**GIVEN DATA:**
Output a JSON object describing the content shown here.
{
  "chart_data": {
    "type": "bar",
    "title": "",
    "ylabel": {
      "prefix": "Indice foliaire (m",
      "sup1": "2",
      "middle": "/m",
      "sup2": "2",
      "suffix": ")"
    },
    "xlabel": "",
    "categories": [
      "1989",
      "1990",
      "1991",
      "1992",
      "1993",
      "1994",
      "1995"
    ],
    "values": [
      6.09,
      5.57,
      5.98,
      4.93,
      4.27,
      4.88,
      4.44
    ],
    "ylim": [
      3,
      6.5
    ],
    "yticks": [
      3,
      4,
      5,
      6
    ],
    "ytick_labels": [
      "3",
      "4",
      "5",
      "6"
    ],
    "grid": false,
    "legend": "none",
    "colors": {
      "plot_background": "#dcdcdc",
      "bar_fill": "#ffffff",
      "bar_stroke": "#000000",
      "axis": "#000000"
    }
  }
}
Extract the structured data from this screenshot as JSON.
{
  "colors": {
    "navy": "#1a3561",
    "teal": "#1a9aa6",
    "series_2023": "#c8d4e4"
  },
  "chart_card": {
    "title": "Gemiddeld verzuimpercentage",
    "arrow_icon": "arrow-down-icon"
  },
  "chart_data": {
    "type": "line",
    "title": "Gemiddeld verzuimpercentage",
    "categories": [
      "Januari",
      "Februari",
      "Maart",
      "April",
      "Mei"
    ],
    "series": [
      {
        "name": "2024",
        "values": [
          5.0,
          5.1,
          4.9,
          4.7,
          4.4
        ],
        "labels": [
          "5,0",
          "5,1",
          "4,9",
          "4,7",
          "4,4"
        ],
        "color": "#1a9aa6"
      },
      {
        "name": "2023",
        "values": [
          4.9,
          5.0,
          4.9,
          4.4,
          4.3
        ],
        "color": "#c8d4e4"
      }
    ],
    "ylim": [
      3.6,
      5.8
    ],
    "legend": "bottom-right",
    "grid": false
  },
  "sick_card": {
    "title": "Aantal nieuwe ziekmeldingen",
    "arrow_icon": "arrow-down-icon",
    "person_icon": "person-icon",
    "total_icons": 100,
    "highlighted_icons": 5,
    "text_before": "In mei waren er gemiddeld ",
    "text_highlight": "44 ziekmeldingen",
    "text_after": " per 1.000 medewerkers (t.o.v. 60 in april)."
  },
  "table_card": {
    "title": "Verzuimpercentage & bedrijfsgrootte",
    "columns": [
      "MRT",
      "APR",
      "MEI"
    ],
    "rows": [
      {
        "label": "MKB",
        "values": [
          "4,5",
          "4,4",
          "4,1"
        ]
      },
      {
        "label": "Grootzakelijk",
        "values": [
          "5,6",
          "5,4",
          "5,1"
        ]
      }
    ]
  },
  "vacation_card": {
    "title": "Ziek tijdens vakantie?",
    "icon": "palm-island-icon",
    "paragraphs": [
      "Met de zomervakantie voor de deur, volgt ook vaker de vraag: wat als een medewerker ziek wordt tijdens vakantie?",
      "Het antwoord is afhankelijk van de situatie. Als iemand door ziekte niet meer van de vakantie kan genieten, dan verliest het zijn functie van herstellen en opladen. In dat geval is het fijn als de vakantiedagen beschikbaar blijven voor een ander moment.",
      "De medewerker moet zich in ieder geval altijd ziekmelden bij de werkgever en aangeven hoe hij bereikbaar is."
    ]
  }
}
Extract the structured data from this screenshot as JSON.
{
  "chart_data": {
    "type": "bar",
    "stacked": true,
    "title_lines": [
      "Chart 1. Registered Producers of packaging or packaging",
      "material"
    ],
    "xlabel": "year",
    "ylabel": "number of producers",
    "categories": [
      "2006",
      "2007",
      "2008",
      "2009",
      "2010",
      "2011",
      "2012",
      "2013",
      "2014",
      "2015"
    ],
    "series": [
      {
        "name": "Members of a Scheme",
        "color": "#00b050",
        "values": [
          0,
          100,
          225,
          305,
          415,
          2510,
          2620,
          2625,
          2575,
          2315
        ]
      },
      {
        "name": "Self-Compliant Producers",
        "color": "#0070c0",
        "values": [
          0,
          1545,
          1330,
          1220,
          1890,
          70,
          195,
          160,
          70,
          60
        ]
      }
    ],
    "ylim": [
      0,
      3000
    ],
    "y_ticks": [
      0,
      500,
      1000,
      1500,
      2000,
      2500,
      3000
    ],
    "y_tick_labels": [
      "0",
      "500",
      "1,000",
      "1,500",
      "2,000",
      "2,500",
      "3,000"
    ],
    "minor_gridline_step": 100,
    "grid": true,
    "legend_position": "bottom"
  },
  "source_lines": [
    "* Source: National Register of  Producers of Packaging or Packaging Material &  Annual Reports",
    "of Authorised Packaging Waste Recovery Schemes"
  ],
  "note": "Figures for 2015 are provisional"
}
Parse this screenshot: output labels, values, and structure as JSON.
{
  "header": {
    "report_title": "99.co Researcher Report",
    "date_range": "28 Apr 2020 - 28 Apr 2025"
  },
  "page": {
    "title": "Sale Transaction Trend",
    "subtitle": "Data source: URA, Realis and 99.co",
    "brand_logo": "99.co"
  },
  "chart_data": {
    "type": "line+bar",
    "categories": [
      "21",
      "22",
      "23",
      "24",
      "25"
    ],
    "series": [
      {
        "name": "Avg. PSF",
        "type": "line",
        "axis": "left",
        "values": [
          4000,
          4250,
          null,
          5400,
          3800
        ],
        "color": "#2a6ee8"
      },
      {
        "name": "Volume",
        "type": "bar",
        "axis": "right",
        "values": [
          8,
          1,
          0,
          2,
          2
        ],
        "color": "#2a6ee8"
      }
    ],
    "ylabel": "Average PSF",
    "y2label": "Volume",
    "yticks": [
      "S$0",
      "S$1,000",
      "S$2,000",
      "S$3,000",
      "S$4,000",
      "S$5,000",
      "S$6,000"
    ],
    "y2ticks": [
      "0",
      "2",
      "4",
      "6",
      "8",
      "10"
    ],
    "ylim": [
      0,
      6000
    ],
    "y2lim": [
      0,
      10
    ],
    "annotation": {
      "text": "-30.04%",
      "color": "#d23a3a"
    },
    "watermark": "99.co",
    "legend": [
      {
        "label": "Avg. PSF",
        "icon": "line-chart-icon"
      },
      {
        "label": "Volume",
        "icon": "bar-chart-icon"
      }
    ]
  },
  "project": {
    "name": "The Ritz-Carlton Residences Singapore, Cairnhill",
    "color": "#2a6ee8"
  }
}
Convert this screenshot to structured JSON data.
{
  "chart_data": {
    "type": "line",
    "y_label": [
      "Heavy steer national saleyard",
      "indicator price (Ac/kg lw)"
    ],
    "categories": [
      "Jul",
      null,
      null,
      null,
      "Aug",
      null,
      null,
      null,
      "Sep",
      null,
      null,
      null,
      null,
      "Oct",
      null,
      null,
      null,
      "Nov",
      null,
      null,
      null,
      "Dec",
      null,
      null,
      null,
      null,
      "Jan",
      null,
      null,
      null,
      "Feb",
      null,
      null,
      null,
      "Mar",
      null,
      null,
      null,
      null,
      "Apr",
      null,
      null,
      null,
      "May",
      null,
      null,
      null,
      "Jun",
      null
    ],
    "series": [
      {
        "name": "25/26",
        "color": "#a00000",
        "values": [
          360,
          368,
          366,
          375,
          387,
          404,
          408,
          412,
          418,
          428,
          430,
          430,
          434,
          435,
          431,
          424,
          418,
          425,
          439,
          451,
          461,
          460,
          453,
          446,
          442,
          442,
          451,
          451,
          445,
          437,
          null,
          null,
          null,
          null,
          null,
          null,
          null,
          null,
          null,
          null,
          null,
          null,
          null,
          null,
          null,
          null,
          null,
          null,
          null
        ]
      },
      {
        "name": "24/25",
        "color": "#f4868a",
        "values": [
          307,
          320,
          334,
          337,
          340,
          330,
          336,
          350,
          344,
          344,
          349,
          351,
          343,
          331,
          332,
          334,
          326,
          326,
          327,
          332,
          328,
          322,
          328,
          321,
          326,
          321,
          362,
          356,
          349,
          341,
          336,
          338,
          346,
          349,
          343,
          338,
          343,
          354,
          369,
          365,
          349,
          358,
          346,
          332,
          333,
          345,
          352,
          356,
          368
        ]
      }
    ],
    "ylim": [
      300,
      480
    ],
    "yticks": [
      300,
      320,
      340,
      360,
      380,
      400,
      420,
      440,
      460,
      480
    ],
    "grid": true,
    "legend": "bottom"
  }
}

**WHAT TO WORK ON:**
Copy out all lines from the material above that contain the string "screenshot".

**THE COMPLETED TASK:**
Extract the structured data from this screenshot as JSON.
Extract the structured data from this screenshot as JSON.
Parse this screenshot: output labels, values, and structure as JSON.
Convert this screenshot to structured JSON data.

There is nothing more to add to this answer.